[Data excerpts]
• • • •
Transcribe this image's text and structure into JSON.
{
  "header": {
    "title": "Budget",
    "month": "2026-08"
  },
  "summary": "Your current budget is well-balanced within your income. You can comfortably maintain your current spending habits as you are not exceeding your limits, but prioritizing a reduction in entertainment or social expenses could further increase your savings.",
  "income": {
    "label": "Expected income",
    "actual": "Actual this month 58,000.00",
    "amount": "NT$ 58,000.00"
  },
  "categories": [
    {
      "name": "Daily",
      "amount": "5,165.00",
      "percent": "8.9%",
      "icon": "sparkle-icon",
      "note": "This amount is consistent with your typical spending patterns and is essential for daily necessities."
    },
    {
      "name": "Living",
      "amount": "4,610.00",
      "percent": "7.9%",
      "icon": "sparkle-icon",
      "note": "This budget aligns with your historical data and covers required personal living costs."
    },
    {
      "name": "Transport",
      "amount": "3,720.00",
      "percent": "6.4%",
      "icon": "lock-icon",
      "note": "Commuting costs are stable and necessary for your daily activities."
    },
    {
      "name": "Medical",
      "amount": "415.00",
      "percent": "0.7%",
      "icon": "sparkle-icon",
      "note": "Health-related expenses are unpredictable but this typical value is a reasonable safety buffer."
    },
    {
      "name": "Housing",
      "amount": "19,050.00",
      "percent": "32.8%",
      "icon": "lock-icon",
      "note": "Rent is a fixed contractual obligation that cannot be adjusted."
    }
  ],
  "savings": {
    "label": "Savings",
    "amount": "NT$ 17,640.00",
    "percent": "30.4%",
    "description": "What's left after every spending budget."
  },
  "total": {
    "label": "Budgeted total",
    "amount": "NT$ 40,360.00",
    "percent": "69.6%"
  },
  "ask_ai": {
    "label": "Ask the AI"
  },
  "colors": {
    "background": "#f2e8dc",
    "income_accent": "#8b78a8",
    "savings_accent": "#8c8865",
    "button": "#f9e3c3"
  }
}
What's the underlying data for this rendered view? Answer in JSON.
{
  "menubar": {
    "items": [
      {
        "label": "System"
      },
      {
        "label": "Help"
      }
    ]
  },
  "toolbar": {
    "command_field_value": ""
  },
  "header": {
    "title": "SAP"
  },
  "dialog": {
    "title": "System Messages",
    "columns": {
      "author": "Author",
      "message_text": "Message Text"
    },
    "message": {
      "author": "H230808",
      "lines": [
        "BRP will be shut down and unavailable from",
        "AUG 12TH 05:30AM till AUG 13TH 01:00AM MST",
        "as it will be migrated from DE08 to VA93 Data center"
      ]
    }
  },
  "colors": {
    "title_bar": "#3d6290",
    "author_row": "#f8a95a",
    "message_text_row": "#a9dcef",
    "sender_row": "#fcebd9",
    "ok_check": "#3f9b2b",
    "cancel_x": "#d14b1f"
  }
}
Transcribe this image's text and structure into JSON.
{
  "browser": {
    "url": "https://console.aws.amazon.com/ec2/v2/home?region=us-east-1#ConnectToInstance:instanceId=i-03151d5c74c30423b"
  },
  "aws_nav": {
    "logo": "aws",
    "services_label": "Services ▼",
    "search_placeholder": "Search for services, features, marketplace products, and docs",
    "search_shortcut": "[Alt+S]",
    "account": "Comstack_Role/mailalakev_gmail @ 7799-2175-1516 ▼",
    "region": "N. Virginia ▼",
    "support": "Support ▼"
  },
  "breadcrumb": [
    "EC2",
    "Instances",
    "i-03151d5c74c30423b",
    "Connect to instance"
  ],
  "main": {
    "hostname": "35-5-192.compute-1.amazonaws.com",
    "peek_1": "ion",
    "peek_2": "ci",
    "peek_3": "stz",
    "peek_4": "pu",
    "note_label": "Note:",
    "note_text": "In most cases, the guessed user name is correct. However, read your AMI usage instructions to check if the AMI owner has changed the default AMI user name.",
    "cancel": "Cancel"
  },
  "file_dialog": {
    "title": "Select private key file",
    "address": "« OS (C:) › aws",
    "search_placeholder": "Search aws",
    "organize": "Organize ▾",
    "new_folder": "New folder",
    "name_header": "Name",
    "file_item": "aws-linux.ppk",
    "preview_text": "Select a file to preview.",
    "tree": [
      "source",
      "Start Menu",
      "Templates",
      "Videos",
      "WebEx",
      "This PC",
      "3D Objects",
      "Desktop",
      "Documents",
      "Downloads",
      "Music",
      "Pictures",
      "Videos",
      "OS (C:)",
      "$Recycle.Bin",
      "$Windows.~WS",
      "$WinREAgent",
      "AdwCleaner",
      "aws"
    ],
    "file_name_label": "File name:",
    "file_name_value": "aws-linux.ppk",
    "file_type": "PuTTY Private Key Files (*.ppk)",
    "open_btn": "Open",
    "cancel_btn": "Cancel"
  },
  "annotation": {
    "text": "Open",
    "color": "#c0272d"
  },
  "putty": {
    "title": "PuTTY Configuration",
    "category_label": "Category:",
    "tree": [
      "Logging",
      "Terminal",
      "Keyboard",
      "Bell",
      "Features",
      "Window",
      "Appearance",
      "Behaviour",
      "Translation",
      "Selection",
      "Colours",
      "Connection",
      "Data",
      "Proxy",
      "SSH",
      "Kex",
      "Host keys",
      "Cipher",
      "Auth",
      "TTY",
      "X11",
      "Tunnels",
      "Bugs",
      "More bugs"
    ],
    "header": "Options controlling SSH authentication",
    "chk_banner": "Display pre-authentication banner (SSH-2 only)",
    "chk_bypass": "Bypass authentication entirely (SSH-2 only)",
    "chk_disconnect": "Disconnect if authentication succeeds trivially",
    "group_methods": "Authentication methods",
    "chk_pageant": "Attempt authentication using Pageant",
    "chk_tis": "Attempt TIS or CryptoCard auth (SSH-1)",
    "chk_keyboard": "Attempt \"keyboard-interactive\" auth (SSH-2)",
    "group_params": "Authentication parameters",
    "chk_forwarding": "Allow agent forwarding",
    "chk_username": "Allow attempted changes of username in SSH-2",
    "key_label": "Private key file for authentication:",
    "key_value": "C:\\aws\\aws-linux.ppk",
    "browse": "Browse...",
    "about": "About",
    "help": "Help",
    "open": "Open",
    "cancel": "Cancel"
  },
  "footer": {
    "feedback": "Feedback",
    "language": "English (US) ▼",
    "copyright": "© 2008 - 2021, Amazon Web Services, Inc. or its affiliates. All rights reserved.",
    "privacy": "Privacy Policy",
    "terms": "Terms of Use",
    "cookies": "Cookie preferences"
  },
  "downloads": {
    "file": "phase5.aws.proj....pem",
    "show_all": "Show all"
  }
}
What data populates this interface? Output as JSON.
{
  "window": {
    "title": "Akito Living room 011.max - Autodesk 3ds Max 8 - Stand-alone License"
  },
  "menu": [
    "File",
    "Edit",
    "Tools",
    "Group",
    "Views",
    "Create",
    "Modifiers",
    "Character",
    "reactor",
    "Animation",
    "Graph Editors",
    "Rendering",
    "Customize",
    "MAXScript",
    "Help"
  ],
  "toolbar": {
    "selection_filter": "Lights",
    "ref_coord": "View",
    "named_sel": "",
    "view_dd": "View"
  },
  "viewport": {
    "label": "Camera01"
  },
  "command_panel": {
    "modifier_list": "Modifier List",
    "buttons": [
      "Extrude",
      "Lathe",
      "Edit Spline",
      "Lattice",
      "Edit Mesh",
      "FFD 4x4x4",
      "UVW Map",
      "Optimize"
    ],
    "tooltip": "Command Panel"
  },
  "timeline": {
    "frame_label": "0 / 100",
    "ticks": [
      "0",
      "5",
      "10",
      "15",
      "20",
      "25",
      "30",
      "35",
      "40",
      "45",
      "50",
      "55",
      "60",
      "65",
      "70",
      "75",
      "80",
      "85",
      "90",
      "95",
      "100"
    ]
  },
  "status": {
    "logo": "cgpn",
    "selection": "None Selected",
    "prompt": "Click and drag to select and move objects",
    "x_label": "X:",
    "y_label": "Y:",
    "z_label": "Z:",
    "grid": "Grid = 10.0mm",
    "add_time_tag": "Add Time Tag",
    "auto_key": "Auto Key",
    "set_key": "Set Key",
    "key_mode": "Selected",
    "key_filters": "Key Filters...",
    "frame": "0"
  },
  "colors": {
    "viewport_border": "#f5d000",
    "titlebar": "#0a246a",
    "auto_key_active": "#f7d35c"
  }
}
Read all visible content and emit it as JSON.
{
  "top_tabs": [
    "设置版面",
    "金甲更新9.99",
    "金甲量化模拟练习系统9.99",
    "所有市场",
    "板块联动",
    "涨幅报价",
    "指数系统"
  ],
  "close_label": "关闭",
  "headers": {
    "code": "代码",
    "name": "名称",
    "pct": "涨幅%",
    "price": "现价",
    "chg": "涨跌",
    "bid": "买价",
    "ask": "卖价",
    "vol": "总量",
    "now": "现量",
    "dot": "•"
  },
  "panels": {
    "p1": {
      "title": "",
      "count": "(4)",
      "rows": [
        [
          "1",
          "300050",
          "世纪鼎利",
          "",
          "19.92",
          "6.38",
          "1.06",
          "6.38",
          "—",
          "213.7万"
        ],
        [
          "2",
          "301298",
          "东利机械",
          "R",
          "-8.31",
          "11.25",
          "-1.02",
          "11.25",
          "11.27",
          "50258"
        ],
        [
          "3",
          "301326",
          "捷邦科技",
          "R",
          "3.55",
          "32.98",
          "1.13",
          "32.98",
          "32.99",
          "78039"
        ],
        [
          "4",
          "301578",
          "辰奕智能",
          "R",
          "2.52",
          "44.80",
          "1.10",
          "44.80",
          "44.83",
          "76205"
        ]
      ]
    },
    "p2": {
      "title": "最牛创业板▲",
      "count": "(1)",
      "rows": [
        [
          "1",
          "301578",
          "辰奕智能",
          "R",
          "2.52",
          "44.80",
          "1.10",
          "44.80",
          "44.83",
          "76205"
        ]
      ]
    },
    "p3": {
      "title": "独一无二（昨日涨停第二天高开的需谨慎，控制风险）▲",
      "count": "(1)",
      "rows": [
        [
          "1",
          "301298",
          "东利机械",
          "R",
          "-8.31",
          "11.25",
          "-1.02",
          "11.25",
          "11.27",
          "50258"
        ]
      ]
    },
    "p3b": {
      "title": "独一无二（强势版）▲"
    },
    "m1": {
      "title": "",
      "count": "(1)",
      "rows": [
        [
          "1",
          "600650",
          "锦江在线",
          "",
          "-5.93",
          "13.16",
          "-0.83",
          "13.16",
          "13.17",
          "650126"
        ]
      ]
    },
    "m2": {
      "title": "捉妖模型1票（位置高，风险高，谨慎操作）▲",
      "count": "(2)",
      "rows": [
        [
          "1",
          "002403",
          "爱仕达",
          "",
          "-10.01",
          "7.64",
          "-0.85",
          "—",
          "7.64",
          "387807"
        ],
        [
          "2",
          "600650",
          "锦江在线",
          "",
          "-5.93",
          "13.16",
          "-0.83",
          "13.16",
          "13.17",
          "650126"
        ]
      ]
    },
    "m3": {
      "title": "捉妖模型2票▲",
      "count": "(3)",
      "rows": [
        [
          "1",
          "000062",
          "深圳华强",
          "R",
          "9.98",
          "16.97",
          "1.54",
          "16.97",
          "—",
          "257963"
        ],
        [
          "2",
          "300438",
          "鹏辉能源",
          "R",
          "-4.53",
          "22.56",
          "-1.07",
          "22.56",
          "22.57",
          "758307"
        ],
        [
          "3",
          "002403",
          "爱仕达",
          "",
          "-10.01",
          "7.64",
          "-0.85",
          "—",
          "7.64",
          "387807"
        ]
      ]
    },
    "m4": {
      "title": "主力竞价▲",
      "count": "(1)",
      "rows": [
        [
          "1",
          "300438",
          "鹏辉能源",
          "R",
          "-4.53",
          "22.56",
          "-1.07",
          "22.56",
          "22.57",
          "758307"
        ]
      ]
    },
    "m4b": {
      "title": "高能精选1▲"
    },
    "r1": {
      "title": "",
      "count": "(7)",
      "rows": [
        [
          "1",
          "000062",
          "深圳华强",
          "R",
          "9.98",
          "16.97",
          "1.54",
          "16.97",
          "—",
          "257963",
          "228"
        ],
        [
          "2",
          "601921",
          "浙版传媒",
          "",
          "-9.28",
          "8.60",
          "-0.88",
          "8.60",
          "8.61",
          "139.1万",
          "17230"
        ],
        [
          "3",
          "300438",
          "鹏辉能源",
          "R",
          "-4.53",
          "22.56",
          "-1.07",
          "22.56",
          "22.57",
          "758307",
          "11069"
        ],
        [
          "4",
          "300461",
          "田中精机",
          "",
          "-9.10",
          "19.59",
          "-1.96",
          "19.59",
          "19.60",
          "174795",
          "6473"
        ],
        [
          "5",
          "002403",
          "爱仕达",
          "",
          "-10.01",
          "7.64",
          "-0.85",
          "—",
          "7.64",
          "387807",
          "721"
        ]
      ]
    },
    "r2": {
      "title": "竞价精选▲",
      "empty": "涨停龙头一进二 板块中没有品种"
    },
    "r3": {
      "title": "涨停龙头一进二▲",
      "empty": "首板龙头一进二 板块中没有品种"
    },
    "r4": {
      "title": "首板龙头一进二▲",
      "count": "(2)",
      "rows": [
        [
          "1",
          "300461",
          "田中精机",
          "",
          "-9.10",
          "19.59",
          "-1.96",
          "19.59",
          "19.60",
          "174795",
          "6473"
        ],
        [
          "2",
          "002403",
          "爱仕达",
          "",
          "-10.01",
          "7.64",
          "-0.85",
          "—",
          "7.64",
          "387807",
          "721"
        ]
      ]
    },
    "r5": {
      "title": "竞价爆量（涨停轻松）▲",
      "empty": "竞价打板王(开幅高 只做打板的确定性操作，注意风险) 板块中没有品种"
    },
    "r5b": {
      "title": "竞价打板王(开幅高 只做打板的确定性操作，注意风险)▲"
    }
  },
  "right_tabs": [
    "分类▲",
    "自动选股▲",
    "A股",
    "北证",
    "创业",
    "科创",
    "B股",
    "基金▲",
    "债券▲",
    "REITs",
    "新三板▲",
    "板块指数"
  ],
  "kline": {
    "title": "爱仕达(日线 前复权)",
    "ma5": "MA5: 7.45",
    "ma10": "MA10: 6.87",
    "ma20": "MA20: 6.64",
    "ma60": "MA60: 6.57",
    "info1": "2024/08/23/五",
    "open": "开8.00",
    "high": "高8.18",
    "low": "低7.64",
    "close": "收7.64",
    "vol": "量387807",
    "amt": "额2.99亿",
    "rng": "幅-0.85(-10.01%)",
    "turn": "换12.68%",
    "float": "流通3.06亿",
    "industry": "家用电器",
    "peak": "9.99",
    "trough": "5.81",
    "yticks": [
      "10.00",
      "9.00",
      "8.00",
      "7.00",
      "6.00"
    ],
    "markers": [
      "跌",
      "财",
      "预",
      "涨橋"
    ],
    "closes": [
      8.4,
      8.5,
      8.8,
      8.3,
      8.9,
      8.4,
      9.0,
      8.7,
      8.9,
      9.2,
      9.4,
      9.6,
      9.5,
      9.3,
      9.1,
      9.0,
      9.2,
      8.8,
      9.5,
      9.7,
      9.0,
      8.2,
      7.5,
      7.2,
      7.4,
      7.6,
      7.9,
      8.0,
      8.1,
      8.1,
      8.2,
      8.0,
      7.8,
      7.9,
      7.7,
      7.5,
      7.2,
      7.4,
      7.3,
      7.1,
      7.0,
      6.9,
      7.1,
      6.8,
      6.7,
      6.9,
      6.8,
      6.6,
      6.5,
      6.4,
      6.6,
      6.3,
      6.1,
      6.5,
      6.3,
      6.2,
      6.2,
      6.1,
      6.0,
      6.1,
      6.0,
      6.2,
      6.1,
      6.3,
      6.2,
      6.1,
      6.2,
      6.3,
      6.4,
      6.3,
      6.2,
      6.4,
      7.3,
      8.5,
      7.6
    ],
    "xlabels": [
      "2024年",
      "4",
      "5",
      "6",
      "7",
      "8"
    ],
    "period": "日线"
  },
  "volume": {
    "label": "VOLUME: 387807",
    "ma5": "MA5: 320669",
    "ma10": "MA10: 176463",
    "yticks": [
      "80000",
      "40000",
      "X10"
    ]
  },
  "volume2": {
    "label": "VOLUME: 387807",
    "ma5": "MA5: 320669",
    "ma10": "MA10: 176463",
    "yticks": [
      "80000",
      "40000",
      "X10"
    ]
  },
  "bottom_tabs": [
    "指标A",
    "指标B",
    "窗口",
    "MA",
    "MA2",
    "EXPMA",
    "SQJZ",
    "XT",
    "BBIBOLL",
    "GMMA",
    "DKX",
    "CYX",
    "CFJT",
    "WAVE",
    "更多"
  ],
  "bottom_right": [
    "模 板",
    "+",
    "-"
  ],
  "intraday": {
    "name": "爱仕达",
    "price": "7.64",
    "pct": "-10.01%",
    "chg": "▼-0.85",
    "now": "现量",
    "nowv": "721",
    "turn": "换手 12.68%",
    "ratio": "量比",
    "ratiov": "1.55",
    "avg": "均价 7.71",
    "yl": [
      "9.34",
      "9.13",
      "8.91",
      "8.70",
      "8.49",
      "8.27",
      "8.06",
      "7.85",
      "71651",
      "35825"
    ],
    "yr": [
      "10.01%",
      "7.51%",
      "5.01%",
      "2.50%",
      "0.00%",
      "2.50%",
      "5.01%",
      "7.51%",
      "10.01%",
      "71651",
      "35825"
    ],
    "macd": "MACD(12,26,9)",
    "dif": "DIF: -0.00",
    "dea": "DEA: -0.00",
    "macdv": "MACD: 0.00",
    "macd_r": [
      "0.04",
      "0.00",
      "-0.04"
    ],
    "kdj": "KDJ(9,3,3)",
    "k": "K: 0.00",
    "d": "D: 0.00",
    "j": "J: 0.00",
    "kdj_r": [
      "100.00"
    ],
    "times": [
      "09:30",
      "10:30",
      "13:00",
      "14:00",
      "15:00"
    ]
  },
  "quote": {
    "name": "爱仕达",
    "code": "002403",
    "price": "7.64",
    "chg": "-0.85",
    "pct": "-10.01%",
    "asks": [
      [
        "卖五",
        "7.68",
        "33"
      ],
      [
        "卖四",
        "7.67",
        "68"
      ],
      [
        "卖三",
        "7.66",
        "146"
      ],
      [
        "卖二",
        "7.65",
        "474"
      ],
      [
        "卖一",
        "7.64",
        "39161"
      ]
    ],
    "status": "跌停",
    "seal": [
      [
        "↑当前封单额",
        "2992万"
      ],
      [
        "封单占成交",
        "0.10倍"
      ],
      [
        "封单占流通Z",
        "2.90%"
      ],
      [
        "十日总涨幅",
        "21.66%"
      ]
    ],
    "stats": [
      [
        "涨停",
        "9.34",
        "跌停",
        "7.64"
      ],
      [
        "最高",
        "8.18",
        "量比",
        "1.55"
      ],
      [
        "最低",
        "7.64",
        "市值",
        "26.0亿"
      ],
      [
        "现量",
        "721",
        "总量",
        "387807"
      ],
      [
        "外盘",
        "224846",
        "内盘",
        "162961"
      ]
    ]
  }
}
• • • •
Stated exercise
Pull every line containing the word "JSON" out of the entries above.

Reply
Transcribe this image's text and structure into JSON.
What's the underlying data for this rendered view? Answer in JSON.
Transcribe this image's text and structure into JSON.
What data populates this interface? Output as JSON.
Read all visible content and emit it as JSON.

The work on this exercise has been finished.